◆ **EXERCISE DETAILS**: Make an exact copy of all the material below, apart from the pictures.

╭─ SOURCE RECORDS

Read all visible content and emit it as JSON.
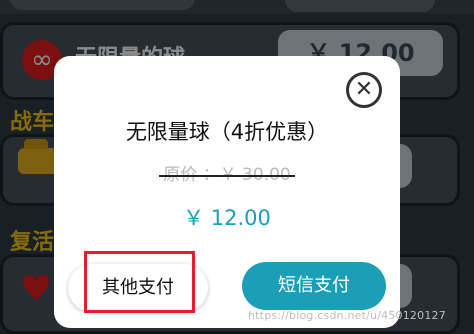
{
  "background": {
    "item_name": "无限量的球",
    "item_price": "￥ 12.00",
    "section_car": "战车",
    "section_revive": "复活"
  },
  "dialog": {
    "title": "无限量球（4折优惠）",
    "original_price": "原价 ：￥ 30.00",
    "price": "￥ 12.00",
    "other_pay_label": "其他支付",
    "sms_pay_label": "短信支付",
    "close_icon": "close-icon"
  },
  "watermark": "https://blog.csdn.net/u/450120127",
  "colors": {
    "accent": "#1b9fb7",
    "highlight": "#e0202a"
  }
}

╰─

◆ **EXPECTED OUTPUT**:
Read all visible content and emit it as JSON.
{
  "background": {
    "item_name": "无限量的球",
    "item_price": "￥ 12.00",
    "section_car": "战车",
    "section_revive": "复活"
  },
  "dialog": {
    "title": "无限量球（4折优惠）",
    "original_price": "原价 ：￥ 30.00",
    "price": "￥ 12.00",
    "other_pay_label": "其他支付",
    "sms_pay_label": "短信支付",
    "close_icon": "close-icon"
  },
  "watermark": "https://blog.csdn.net/u/450120127",
  "colors": {
    "accent": "#1b9fb7",
    "highlight": "#e0202a"
  }
}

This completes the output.